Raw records
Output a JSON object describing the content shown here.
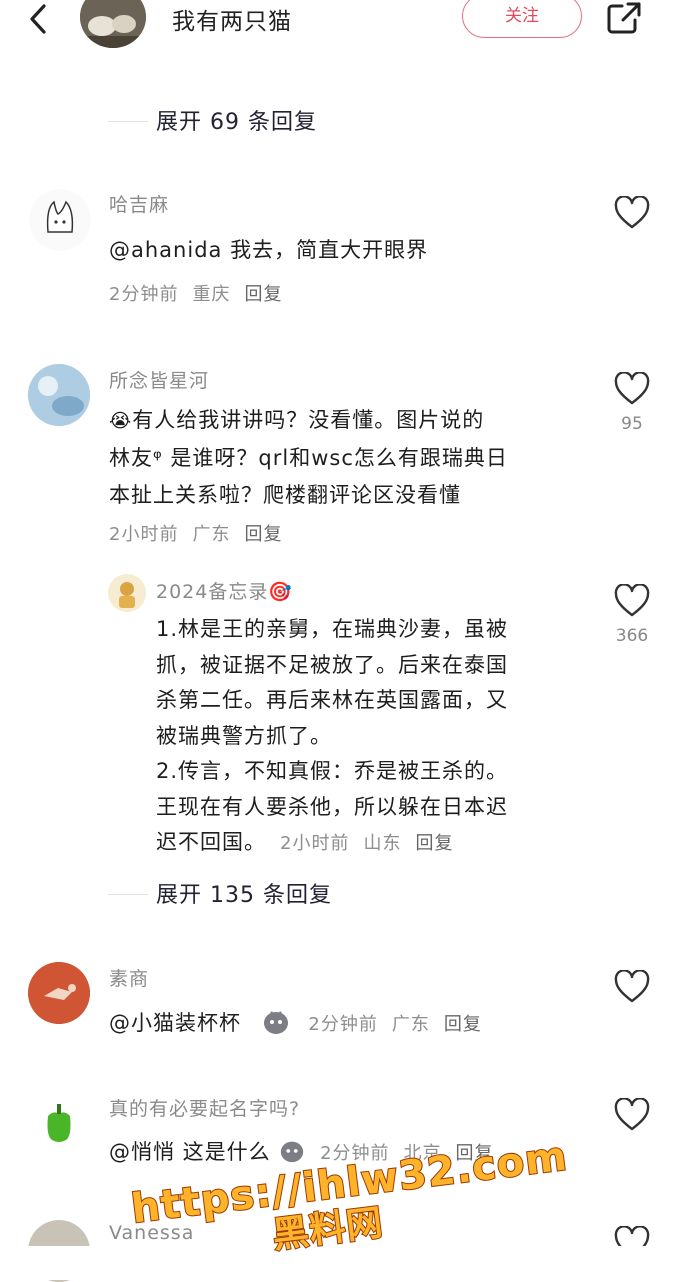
{
  "header": {
    "title": "我有两只猫",
    "follow_label": "关注"
  },
  "top_expand": "展开 69 条回复",
  "comments": [
    {
      "username": "哈吉麻",
      "text": "@ahanida  我去，简直大开眼界",
      "time": "2分钟前",
      "location": "重庆",
      "reply": "回复"
    },
    {
      "username": "所念皆星河",
      "text_lines": [
        "有人给我讲讲吗？没看懂。图片说的",
        "林友ᵠ 是谁呀？qrl和wsc怎么有跟瑞典日",
        "本扯上关系啦？爬楼翻评论区没看懂"
      ],
      "time": "2小时前",
      "location": "广东",
      "reply": "回复",
      "likes": "95",
      "emoji": "😭"
    },
    {
      "username": "素商",
      "text": "@小猫装杯杯",
      "time": "2分钟前",
      "location": "广东",
      "reply": "回复"
    },
    {
      "username": "真的有必要起名字吗?",
      "text": "@悄悄  这是什么",
      "time": "2分钟前",
      "location": "北京",
      "reply": "回复"
    },
    {
      "username": "Vanessa"
    }
  ],
  "sub_reply": {
    "username": "2024备忘录🎯",
    "lines": [
      "1.林是王的亲舅，在瑞典沙妻，虽被",
      "抓，被证据不足被放了。后来在泰国",
      "杀第二任。再后来林在英国露面，又",
      "被瑞典警方抓了。",
      "2.传言，不知真假：乔是被王杀的。",
      "王现在有人要杀他，所以躲在日本迟",
      "迟不回国。"
    ],
    "time": "2小时前",
    "location": "山东",
    "reply": "回复",
    "likes": "366"
  },
  "mid_expand": "展开 135 条回复",
  "watermark": {
    "line1": "https://ihlw32.com",
    "line2": "黑料网"
  },
  "colors": {
    "accent": "#e24a5e",
    "meta": "#8e8e8e",
    "watermark": "#ffb32a"
  }
}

▸ Aim:
Return all the lines that contain the string "location".

▸ Response below:
      "location": "重庆",
      "location": "广东",
      "location": "广东",
      "location": "北京",
    "location": "山东",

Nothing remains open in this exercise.